■ **INSTRUCTIONS FOR THE TASK**: Extract each line where the string "heart" shows up.

■ **Saved entries**:
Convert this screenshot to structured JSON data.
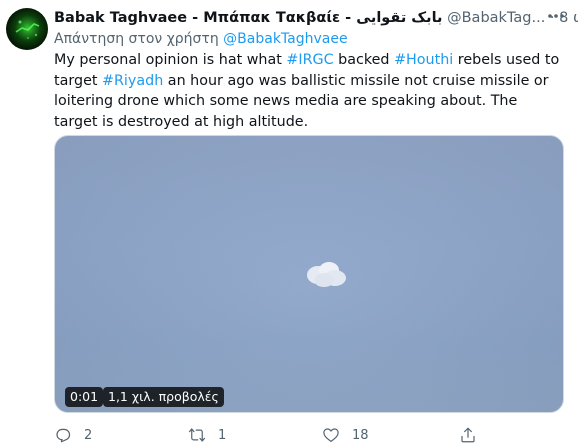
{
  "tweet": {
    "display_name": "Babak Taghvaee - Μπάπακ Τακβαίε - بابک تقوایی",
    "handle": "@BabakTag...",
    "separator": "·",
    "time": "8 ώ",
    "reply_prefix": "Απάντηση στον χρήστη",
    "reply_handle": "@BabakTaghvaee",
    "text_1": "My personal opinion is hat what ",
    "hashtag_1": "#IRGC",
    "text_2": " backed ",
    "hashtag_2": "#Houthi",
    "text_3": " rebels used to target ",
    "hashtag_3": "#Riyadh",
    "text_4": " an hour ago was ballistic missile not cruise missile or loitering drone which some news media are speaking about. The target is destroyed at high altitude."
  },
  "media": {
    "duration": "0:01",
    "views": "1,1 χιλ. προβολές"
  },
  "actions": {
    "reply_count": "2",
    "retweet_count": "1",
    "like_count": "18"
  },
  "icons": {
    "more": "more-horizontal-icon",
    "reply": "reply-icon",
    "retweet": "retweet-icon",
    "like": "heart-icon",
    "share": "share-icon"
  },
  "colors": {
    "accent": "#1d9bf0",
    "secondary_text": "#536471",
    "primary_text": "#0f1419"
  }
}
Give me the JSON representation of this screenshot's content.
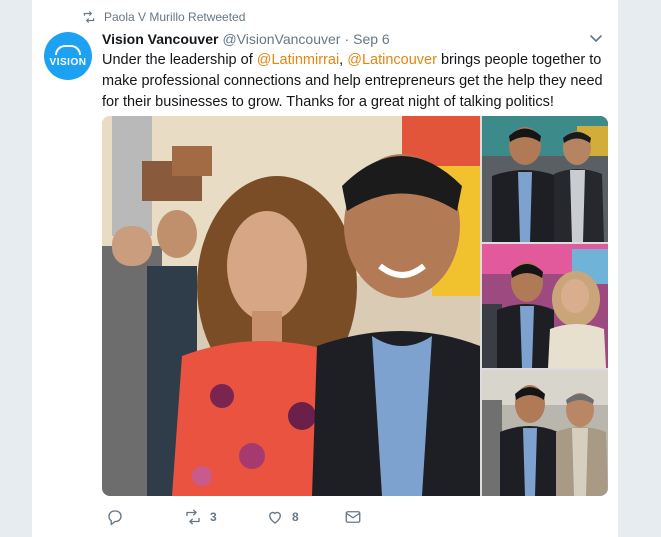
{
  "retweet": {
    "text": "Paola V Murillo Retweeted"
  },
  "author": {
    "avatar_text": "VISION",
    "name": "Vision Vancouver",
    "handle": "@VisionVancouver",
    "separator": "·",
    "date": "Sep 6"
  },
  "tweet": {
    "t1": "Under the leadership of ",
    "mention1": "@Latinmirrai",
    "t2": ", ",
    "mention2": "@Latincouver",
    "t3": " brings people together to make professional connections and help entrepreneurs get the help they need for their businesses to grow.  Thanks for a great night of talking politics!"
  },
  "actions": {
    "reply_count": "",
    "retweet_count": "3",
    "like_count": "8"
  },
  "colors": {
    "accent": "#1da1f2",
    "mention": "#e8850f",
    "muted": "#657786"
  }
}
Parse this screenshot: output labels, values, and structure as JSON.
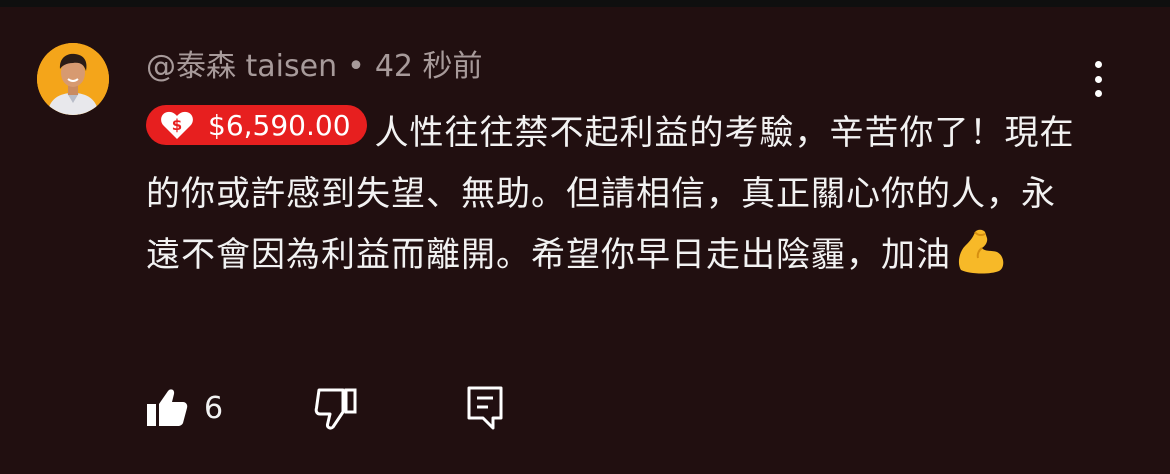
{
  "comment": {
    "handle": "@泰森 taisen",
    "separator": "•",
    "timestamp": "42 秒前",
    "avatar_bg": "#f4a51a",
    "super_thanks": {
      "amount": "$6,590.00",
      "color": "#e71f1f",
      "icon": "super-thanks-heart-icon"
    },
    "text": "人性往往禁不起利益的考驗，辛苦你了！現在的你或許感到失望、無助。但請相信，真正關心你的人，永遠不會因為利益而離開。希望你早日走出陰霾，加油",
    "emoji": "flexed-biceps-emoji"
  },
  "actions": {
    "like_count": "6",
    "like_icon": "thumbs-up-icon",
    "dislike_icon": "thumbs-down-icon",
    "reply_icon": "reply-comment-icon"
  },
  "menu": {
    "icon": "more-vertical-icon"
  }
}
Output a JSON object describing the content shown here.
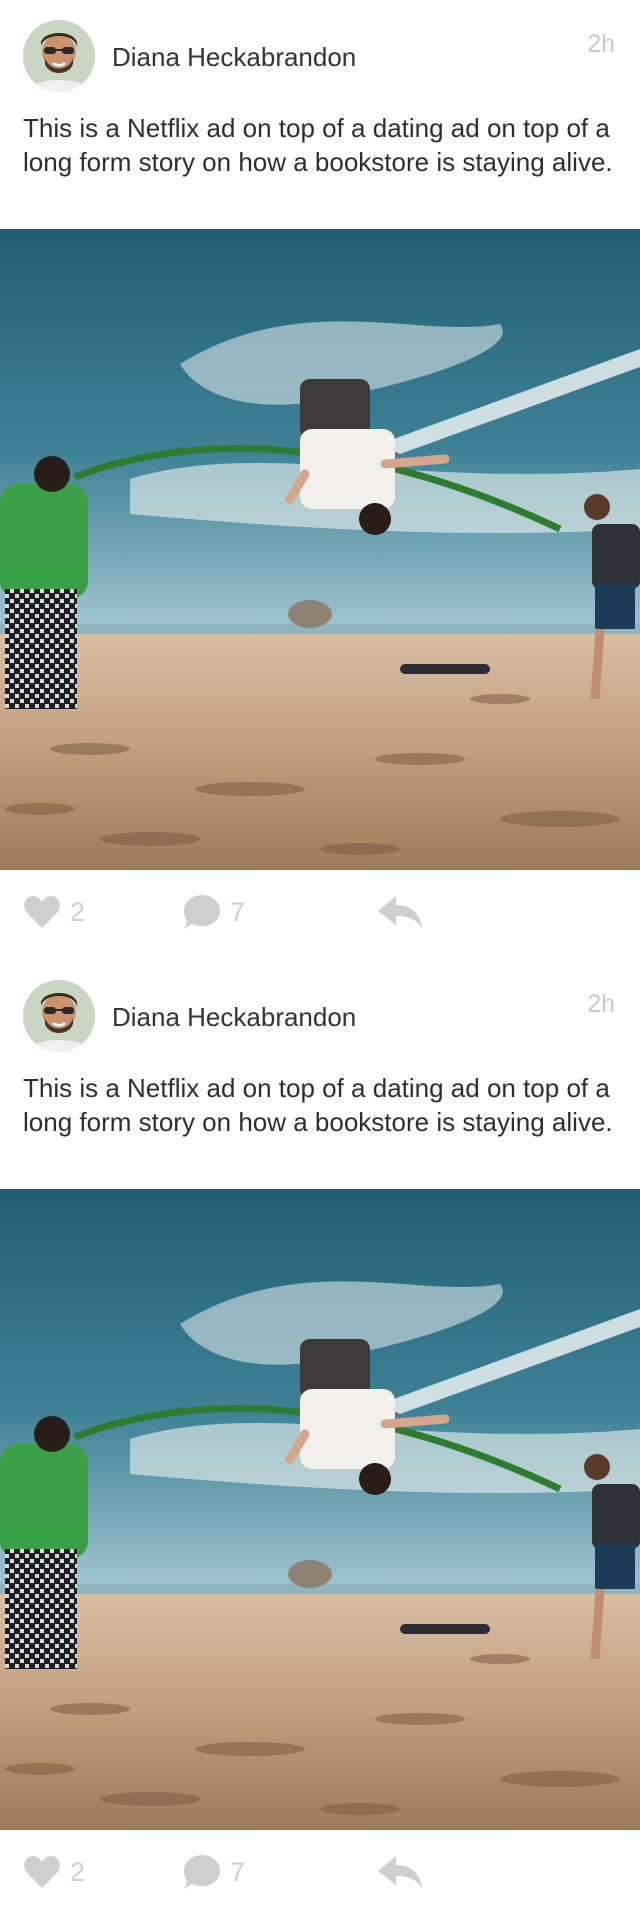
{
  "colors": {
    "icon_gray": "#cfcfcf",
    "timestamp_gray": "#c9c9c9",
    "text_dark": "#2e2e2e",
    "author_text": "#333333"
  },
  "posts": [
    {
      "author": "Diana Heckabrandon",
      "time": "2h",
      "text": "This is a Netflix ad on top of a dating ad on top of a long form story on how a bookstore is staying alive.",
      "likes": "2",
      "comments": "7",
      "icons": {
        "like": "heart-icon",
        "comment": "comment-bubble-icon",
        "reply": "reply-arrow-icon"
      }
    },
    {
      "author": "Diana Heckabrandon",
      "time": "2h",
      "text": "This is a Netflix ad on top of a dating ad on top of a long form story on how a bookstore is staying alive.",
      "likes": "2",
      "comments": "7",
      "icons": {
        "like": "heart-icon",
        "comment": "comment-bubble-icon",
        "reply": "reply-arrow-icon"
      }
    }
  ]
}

■ **SOLUTION TO THE PROBLEM**:
    "like": "heart-icon",
      "icon": "super-thanks-heart-icon"
        "like": "heart-icon",
        "like": "heart-icon",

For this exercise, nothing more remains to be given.